[start Available data]

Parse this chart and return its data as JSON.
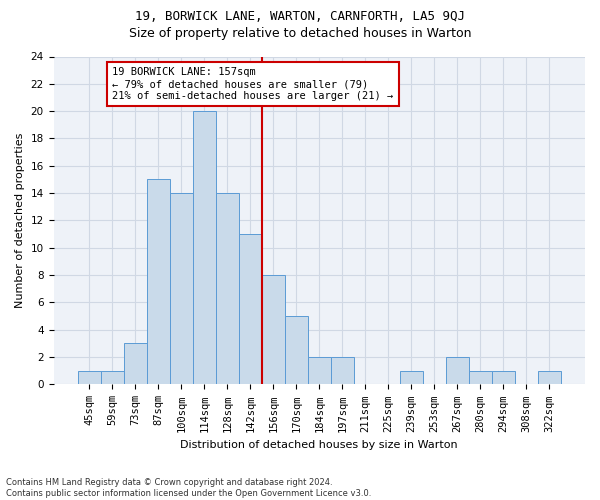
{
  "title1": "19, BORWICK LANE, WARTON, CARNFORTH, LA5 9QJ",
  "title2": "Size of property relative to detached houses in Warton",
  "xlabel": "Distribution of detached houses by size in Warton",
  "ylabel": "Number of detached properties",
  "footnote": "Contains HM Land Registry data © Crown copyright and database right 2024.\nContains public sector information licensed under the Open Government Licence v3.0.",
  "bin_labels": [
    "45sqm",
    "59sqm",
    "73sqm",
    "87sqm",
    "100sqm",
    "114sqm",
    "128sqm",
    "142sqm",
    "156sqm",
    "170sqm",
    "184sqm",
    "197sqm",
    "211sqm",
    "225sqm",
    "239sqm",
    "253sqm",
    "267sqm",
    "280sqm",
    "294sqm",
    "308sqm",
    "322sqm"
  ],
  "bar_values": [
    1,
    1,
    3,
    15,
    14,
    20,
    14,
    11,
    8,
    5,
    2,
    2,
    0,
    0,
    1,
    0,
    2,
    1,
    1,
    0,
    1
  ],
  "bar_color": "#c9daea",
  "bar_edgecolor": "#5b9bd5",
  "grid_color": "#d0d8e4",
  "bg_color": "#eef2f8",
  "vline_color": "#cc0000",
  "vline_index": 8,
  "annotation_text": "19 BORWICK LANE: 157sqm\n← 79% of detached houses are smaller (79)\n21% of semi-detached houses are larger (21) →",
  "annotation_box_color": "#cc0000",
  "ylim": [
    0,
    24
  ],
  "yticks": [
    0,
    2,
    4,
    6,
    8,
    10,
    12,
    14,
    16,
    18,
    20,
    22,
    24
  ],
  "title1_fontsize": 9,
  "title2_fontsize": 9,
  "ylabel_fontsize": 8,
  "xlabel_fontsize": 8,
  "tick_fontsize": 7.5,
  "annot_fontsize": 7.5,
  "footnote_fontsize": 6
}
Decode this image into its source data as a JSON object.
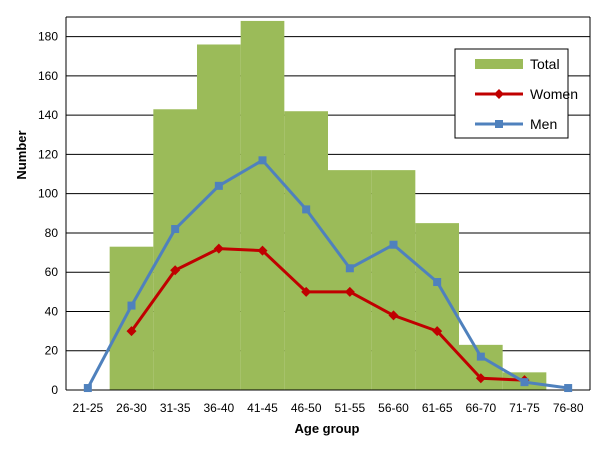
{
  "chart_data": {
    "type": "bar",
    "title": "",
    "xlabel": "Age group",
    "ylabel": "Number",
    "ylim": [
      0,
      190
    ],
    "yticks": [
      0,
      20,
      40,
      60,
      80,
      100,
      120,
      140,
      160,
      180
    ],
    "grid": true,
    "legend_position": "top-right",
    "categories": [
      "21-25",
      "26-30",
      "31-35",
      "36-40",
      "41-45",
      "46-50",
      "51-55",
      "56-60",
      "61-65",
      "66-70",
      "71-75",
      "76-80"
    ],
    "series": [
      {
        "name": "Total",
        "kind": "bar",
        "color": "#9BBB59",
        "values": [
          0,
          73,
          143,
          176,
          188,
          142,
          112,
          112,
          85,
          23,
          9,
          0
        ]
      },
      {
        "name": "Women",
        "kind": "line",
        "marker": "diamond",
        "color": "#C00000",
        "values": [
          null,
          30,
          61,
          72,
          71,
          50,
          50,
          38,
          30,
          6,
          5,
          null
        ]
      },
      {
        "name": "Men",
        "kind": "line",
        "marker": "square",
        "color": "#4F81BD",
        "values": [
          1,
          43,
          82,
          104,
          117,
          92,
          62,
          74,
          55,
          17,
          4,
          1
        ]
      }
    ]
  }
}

[end Available data]

• Written instruction: Using the listing above, show every line that includes the string "LANE".

• Written solution:
  "title1": "19, BORWICK LANE, WARTON, CARNFORTH, LA5 9QJ",
  "annotation_text": "19 BORWICK LANE: 157sqm\n← 79% of detached houses are smaller (79)\n21% of semi-detached houses are larger (21) →",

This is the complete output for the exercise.